===== Excerpted data =====
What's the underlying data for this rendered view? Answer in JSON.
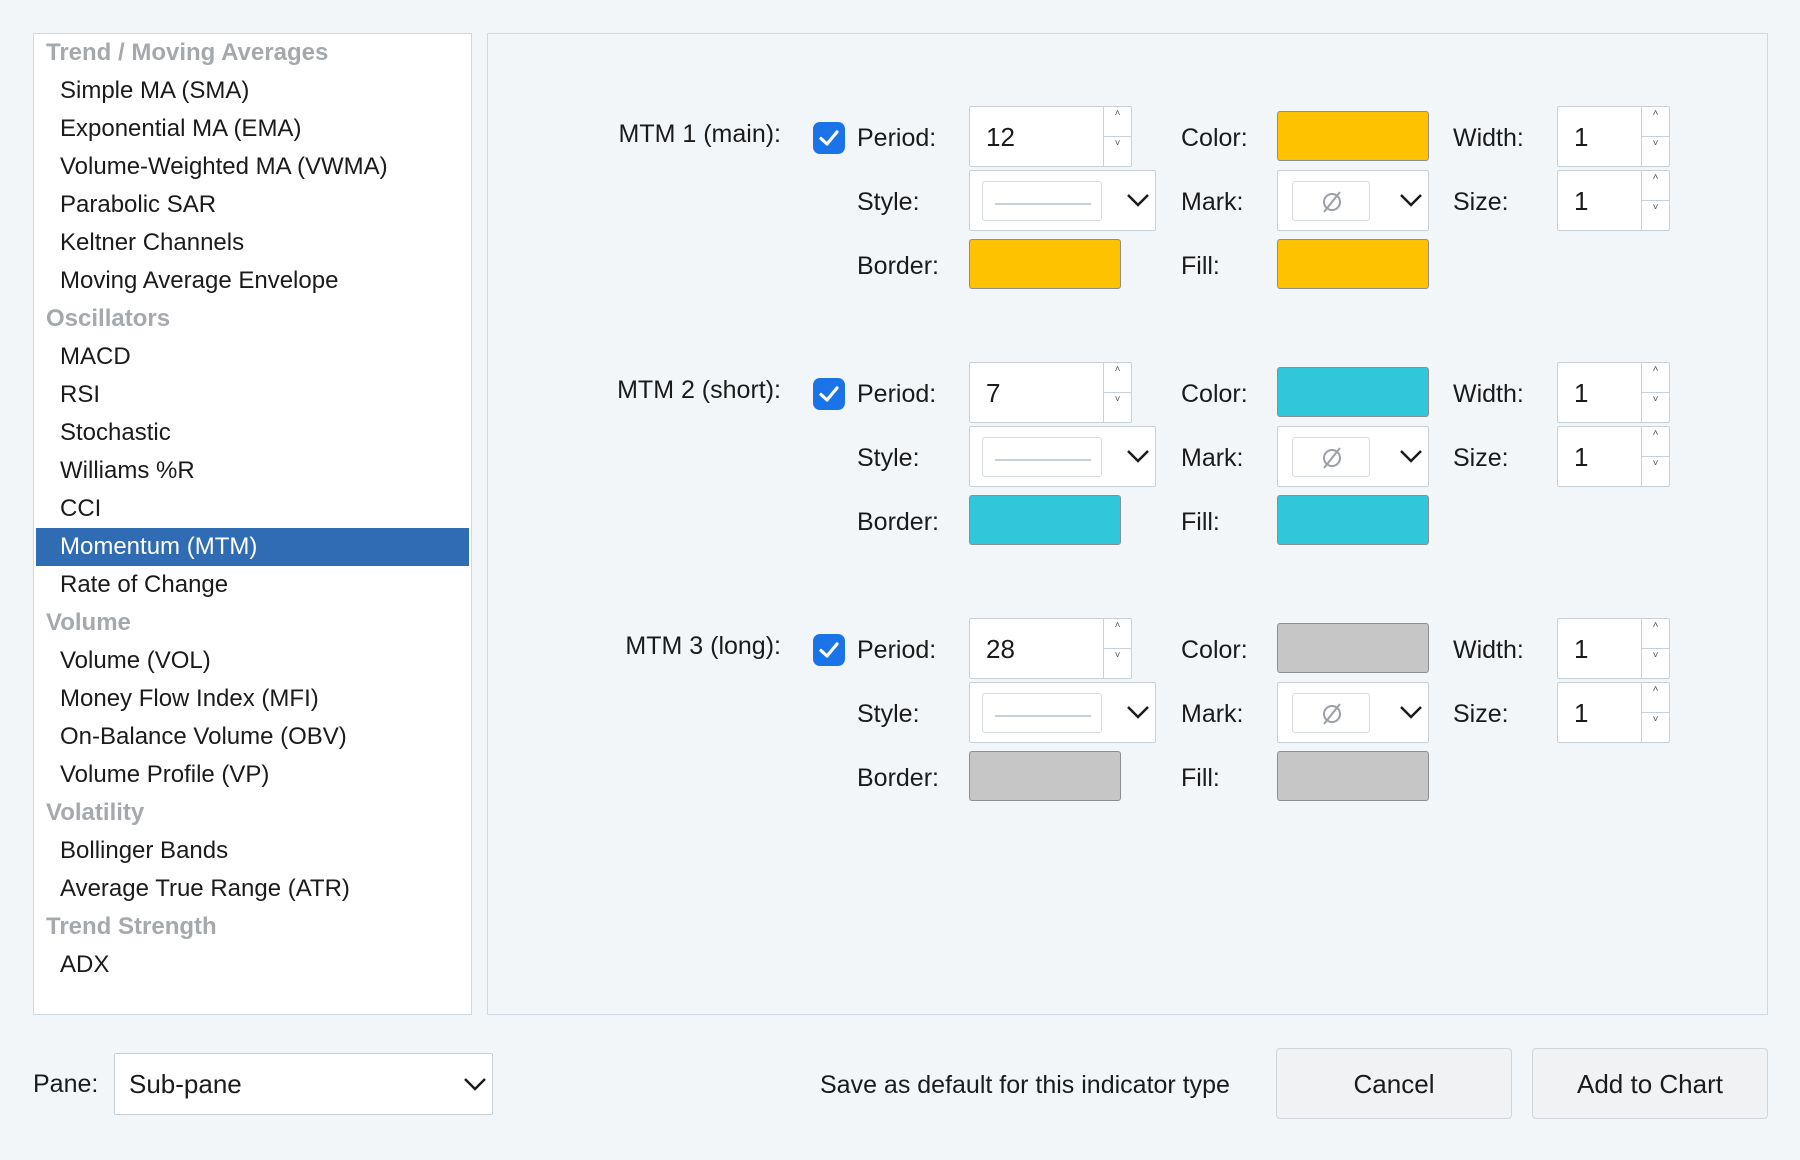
{
  "indicator_list": {
    "rows": [
      {
        "kind": "cat",
        "label": "Trend / Moving Averages"
      },
      {
        "kind": "item",
        "label": "Simple MA (SMA)"
      },
      {
        "kind": "item",
        "label": "Exponential MA (EMA)"
      },
      {
        "kind": "item",
        "label": "Volume-Weighted MA (VWMA)"
      },
      {
        "kind": "item",
        "label": "Parabolic SAR"
      },
      {
        "kind": "item",
        "label": "Keltner Channels"
      },
      {
        "kind": "item",
        "label": "Moving Average Envelope"
      },
      {
        "kind": "cat",
        "label": "Oscillators"
      },
      {
        "kind": "item",
        "label": "MACD"
      },
      {
        "kind": "item",
        "label": "RSI"
      },
      {
        "kind": "item",
        "label": "Stochastic"
      },
      {
        "kind": "item",
        "label": "Williams %R"
      },
      {
        "kind": "item",
        "label": "CCI"
      },
      {
        "kind": "item",
        "label": "Momentum (MTM)",
        "selected": true
      },
      {
        "kind": "item",
        "label": "Rate of Change"
      },
      {
        "kind": "cat",
        "label": "Volume"
      },
      {
        "kind": "item",
        "label": "Volume (VOL)"
      },
      {
        "kind": "item",
        "label": "Money Flow Index (MFI)"
      },
      {
        "kind": "item",
        "label": "On-Balance Volume (OBV)"
      },
      {
        "kind": "item",
        "label": "Volume Profile (VP)"
      },
      {
        "kind": "cat",
        "label": "Volatility"
      },
      {
        "kind": "item",
        "label": "Bollinger Bands"
      },
      {
        "kind": "item",
        "label": "Average True Range (ATR)"
      },
      {
        "kind": "cat",
        "label": "Trend Strength"
      },
      {
        "kind": "item",
        "label": "ADX"
      }
    ]
  },
  "field_labels": {
    "period": "Period:",
    "color": "Color:",
    "width": "Width:",
    "style": "Style:",
    "mark": "Mark:",
    "size": "Size:",
    "border": "Border:",
    "fill": "Fill:"
  },
  "lines": [
    {
      "title": "MTM 1 (main):",
      "checked": true,
      "period": "12",
      "color": "#ffc200",
      "width": "1",
      "size": "1",
      "border_color": "#ffc200",
      "fill_color": "#ffc200",
      "mark_icon": "empty-set-icon"
    },
    {
      "title": "MTM 2 (short):",
      "checked": true,
      "period": "7",
      "color": "#31c7da",
      "width": "1",
      "size": "1",
      "border_color": "#31c7da",
      "fill_color": "#31c7da",
      "mark_icon": "empty-set-icon"
    },
    {
      "title": "MTM 3 (long):",
      "checked": true,
      "period": "28",
      "color": "#c6c6c6",
      "width": "1",
      "size": "1",
      "border_color": "#c6c6c6",
      "fill_color": "#c6c6c6",
      "mark_icon": "empty-set-icon"
    }
  ],
  "footer": {
    "pane_label": "Pane:",
    "pane_value": "Sub-pane",
    "save_default_label": "Save as default for this indicator type",
    "cancel_label": "Cancel",
    "add_label": "Add to Chart"
  },
  "colors": {
    "selected_row": "#2f6cb4",
    "checkbox": "#1a73e8",
    "category_text": "#a5a9ad"
  }
}
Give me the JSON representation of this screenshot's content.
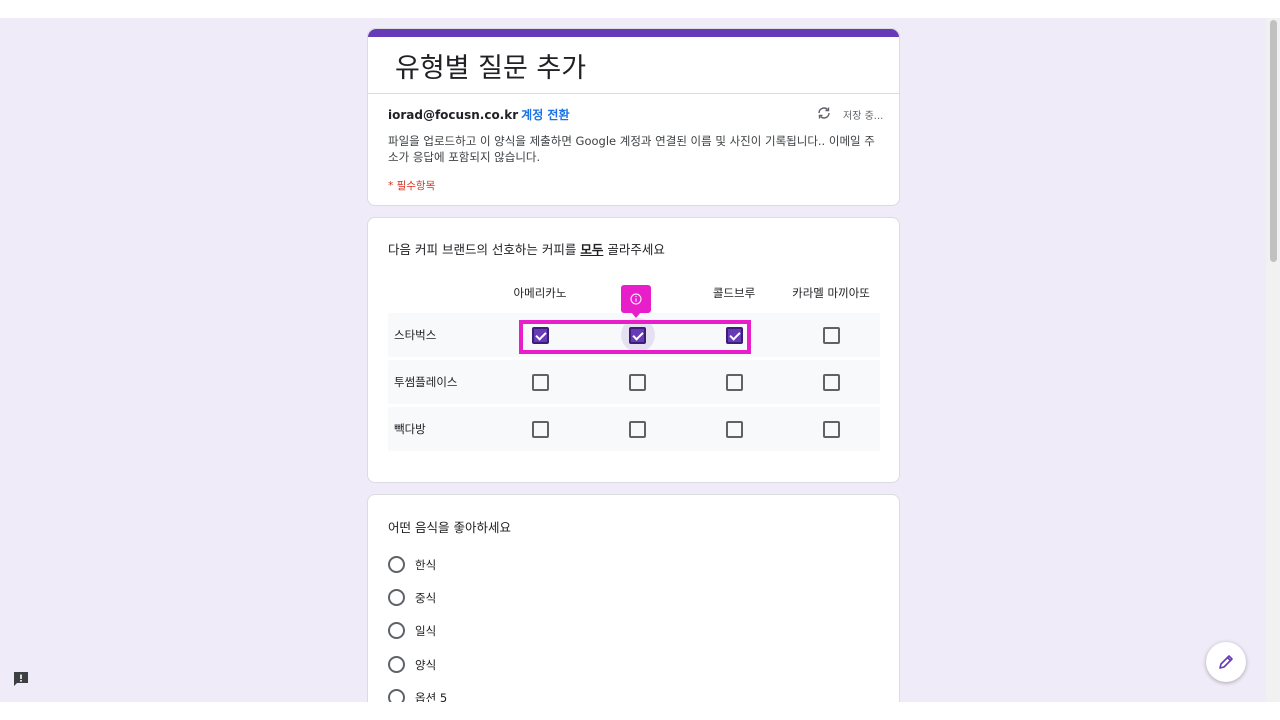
{
  "form": {
    "title": "유형별 질문 추가",
    "account_email": "iorad@focusn.co.kr",
    "switch_account": "계정 전환",
    "saving_status": "저장 중...",
    "description": "파일을 업로드하고 이 양식을 제출하면 Google 계정과 연결된 이름 및 사진이 기록됩니다.. 이메일 주소가 응답에 포함되지 않습니다.",
    "required_note": "* 필수항목"
  },
  "question1": {
    "title_prefix": "다음 커피 브랜드의 선호하는 커피를 ",
    "title_emphasis": "모두",
    "title_suffix": " 골라주세요",
    "columns": [
      "아메리카노",
      "",
      "콜드브루",
      "카라멜 마끼아또"
    ],
    "rows": [
      {
        "label": "스타벅스",
        "checked": [
          true,
          true,
          true,
          false
        ]
      },
      {
        "label": "투썸플레이스",
        "checked": [
          false,
          false,
          false,
          false
        ]
      },
      {
        "label": "빽다방",
        "checked": [
          false,
          false,
          false,
          false
        ]
      }
    ]
  },
  "question2": {
    "title": "어떤 음식을 좋아하세요",
    "options": [
      "한식",
      "중식",
      "일식",
      "양식",
      "옵션 5"
    ]
  },
  "colors": {
    "accent": "#673ab7",
    "highlight": "#e91ecb",
    "background": "#f0ebf8",
    "link": "#1a73e8",
    "required": "#d93025"
  },
  "icons": {
    "sync": "sync-icon",
    "info": "info-icon",
    "feedback": "feedback-icon",
    "edit": "pencil-icon"
  }
}
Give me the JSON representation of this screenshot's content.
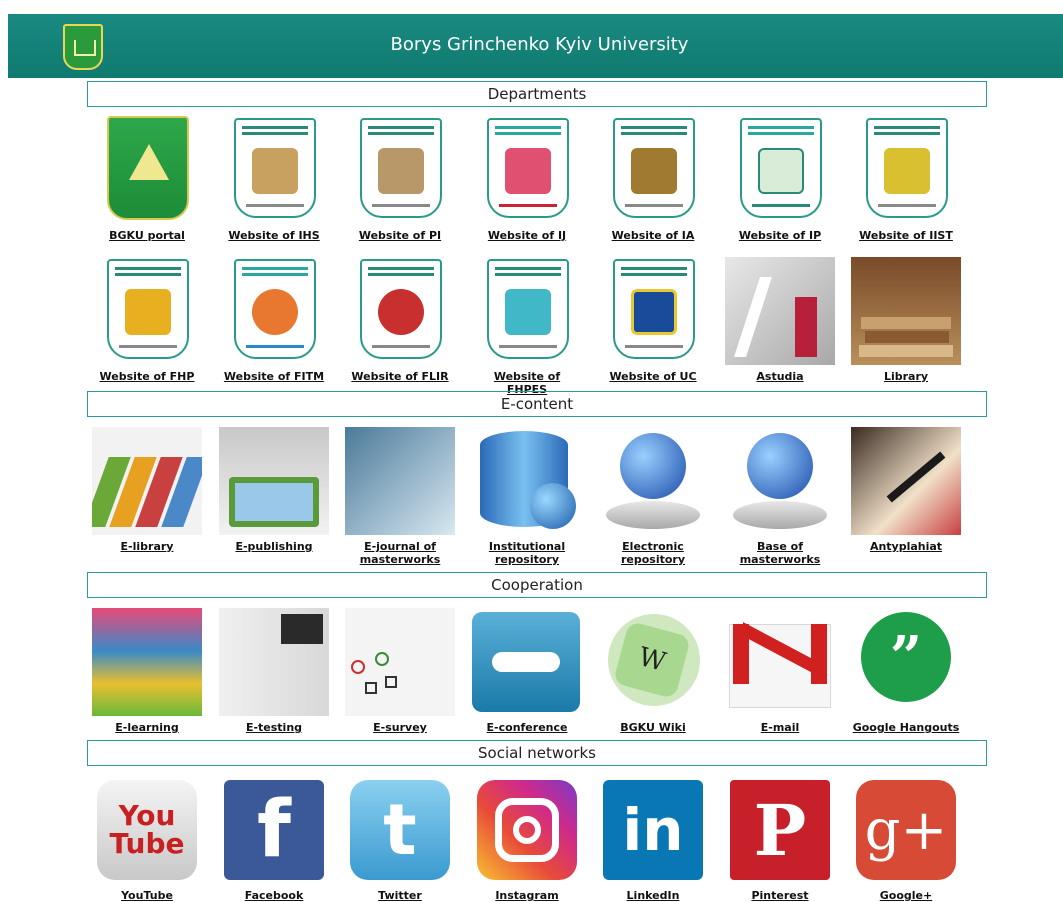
{
  "header": {
    "title": "Borys Grinchenko Kyiv University"
  },
  "sections": {
    "departments": "Departments",
    "econtent": "E-content",
    "cooperation": "Cooperation",
    "social": "Social networks"
  },
  "departments_row1": [
    {
      "label": "BGKU portal"
    },
    {
      "label": "Website of IHS"
    },
    {
      "label": "Website of PI"
    },
    {
      "label": "Website of IJ"
    },
    {
      "label": "Website of IA"
    },
    {
      "label": "Website of IP"
    },
    {
      "label": "Website of IIST"
    }
  ],
  "departments_row2": [
    {
      "label": "Website of FHP"
    },
    {
      "label": "Website of FITM"
    },
    {
      "label": "Website of FLIR"
    },
    {
      "label": "Website of FHPES"
    },
    {
      "label": "Website of UC"
    },
    {
      "label": "Astudia"
    },
    {
      "label": "Library"
    }
  ],
  "econtent": [
    {
      "label": "E-library"
    },
    {
      "label": "E-publishing"
    },
    {
      "label": "E-journal of masterworks"
    },
    {
      "label": "Institutional repository"
    },
    {
      "label": "Electronic repository"
    },
    {
      "label": "Base of masterworks"
    },
    {
      "label": "Antyplahiat"
    }
  ],
  "cooperation": [
    {
      "label": "E-learning"
    },
    {
      "label": "E-testing"
    },
    {
      "label": "E-survey"
    },
    {
      "label": "E-conference"
    },
    {
      "label": "BGKU Wiki"
    },
    {
      "label": "E-mail"
    },
    {
      "label": "Google Hangouts"
    }
  ],
  "social": [
    {
      "label": "YouTube",
      "color": "#cc2222"
    },
    {
      "label": "Facebook",
      "color": "#3b5998"
    },
    {
      "label": "Twitter",
      "color": "#4aa8d8"
    },
    {
      "label": "Instagram",
      "color": "#d6287a"
    },
    {
      "label": "LinkedIn",
      "color": "#0a77b5"
    },
    {
      "label": "Pinterest",
      "color": "#c8202a"
    },
    {
      "label": "Google+",
      "color": "#d64a36"
    }
  ],
  "social_glyphs": {
    "youtube": "You Tube",
    "facebook": "f",
    "twitter": "t",
    "linkedin": "in",
    "pinterest": "P",
    "googleplus": "g+",
    "hangouts": "”",
    "wiki": "W"
  }
}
=====
- [Problem description] Copy each line above containing the string "cooperation".

- [Task answer]
    "cooperation": "Cooperation",
  "cooperation": [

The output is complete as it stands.